| Given problem A |
In the contract excerpt, what purpose does it give for requiring each party to protect the other's Confidential Information with measures no less adequate than those it uses for its own confidential information?

--- Start Passage given ---

Each party shall pay all monies which are payable by it to the other without any right of set off, abatement or withholding in respect of monies which are due to it or alleged to be due to it from the other party.

CONFIDENTIALITY

Each of the parties acknowledges that, whether by virtue of and in the course of this Agreement or otherwise, it may receive or otherwise become aware of information relating to the other party, its clients, customers, businesses, business plans or affairs, which information is proprietary and confidential to the other party (“Confidential Information”).

Confidential Information shall include any document marked “Confidential”, or any information which the recipient has been informed is confidential or which it ought reasonably to expect the other party would regard as confidential.

Confidential Information shall exclude information which:

at the time of receipt by the recipient is in the public domain;

subsequently comes into the public domain through no fault of the recipient, its officers, employees or agents;

is lawfully received by the recipient from a third party on an unrestricted basis; or

is already known to the recipient before receipt hereunder.

Each of the parties undertake to maintain the confidentiality of the other party’s Confidential Information at all times and to use no less adequate measures than it uses in respect of its own confidential information to keep the other party’s Confidential Information reasonably secure. Neither party shall at any time, whether during the Term or at any time thereafter, without the prior written approval of the other party, use, disclose, exploit, copy or modify any of the other party’s Confidential Information, or authorise or permit any third party to do the same, other than for the sole purpose of the exercise of its rights and/or the performance of its obligations in connection with this Agreement.

--- End Passage given ---
--- Start Entries supplied ---

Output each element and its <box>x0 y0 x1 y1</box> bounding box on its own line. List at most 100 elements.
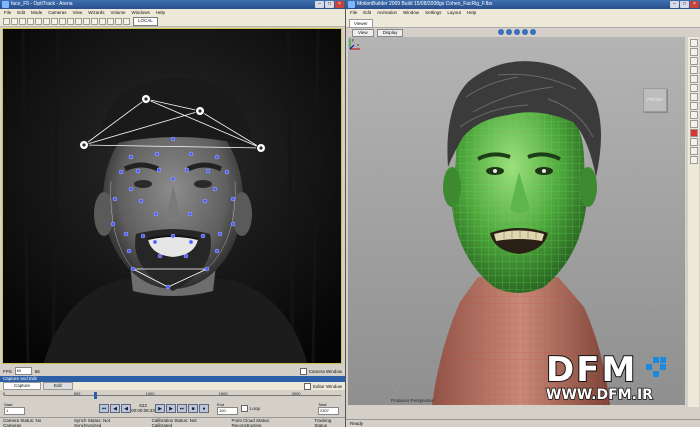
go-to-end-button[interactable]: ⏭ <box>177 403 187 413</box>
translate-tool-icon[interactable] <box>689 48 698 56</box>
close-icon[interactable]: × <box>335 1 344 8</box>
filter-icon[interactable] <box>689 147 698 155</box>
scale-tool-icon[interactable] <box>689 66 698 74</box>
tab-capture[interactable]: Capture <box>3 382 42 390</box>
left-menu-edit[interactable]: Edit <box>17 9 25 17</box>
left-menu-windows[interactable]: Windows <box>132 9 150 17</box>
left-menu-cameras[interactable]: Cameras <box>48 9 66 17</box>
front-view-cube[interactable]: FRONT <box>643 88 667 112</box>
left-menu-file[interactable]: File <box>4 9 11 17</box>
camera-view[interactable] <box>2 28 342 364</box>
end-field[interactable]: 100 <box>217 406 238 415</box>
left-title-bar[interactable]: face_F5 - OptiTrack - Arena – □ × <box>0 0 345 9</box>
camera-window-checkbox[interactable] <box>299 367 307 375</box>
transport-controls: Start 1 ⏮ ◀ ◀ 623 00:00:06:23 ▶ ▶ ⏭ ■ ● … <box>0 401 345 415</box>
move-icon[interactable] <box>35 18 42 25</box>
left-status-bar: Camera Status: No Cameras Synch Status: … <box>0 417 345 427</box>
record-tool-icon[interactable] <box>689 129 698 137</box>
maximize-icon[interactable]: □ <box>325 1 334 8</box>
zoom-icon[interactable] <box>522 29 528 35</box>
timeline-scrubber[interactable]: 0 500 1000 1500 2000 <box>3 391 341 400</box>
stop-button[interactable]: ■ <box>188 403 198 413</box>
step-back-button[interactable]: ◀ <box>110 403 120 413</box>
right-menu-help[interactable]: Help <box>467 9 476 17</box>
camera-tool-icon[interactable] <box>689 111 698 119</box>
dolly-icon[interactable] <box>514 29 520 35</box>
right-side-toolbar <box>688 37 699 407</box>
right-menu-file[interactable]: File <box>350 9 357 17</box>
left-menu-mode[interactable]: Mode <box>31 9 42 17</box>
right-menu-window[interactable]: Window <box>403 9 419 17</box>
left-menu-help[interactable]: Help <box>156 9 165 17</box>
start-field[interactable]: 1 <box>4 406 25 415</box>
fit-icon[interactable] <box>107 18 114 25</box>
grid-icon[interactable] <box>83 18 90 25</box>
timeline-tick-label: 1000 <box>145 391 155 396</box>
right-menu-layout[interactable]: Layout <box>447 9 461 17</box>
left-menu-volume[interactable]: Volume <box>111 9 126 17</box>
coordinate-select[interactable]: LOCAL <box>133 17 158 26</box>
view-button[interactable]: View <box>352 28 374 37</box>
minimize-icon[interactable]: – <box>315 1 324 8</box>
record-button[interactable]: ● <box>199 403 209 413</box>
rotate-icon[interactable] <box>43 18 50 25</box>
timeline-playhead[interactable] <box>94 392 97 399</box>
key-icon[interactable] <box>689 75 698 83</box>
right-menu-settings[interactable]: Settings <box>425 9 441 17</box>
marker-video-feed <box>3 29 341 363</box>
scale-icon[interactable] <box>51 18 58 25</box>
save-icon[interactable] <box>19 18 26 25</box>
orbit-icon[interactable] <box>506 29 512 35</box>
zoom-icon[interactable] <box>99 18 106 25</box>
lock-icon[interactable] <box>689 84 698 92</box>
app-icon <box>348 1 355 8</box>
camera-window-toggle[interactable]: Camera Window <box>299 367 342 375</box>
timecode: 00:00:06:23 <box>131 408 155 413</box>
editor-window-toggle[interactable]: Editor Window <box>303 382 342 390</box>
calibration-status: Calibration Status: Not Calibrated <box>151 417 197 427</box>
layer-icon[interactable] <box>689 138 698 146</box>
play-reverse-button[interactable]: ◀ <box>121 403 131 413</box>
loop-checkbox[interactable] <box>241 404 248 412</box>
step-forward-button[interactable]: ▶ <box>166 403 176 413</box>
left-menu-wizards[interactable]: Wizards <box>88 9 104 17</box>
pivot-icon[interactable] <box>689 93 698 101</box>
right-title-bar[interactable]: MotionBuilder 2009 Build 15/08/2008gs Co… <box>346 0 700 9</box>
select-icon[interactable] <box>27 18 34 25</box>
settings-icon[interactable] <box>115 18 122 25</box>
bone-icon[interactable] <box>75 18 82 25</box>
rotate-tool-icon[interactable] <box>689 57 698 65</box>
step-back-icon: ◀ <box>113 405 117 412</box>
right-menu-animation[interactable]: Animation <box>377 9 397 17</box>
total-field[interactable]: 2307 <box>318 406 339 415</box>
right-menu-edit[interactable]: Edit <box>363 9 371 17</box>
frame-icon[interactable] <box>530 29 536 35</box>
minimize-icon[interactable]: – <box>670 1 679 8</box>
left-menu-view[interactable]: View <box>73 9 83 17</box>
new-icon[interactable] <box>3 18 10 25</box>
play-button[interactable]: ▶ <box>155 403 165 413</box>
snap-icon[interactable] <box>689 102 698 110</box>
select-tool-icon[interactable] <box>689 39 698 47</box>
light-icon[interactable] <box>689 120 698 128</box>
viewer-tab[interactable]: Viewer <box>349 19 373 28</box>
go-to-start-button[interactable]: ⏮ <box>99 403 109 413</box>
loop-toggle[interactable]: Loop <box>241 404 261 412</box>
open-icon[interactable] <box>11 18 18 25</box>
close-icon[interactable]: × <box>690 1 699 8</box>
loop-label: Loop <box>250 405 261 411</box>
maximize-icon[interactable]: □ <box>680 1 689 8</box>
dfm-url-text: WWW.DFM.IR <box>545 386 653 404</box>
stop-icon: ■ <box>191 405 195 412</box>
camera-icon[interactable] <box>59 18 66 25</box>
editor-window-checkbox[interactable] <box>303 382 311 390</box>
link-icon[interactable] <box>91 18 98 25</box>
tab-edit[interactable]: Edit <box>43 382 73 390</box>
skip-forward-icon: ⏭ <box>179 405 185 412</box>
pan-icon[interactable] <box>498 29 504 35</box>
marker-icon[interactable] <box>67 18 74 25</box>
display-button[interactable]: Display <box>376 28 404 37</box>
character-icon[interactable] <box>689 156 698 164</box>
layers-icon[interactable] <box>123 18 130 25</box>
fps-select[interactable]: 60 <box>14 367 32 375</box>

--- End Entries supplied ---

| Given problem B |
From the listing, copy out the lines between the line holding "go-to-end-button[interactable]: ⏭ <box>177" and the line holding "zoom-icon[interactable] <box>522 29", inclusive.

| Output A |
The measures are required to keep the other party's Confidential Information reasonably secure.

| Output B |
go-to-end-button[interactable]: ⏭ <box>177 403 187 413</box>
translate-tool-icon[interactable] <box>689 48 698 56</box>
close-icon[interactable]: × <box>335 1 344 8</box>
filter-icon[interactable] <box>689 147 698 155</box>
scale-tool-icon[interactable] <box>689 66 698 74</box>
tab-capture[interactable]: Capture <box>3 382 42 390</box>
left-menu-edit[interactable]: Edit <box>17 9 25 17</box>
left-menu-windows[interactable]: Windows <box>132 9 150 17</box>
left-menu-cameras[interactable]: Cameras <box>48 9 66 17</box>
front-view-cube[interactable]: FRONT <box>643 88 667 112</box>
left-menu-file[interactable]: File <box>4 9 11 17</box>
camera-view[interactable] <box>2 28 342 364</box>
end-field[interactable]: 100 <box>217 406 238 415</box>
left-title-bar[interactable]: face_F5 - OptiTrack - Arena – □ × <box>0 0 345 9</box>
camera-window-checkbox[interactable] <box>299 367 307 375</box>
transport-controls: Start 1 ⏮ ◀ ◀ 623 00:00:06:23 ▶ ▶ ⏭ ■ ● … <box>0 401 345 415</box>
move-icon[interactable] <box>35 18 42 25</box>
left-status-bar: Camera Status: No Cameras Synch Status: … <box>0 417 345 427</box>
record-tool-icon[interactable] <box>689 129 698 137</box>
maximize-icon[interactable]: □ <box>325 1 334 8</box>
zoom-icon[interactable] <box>522 29 528 35</box>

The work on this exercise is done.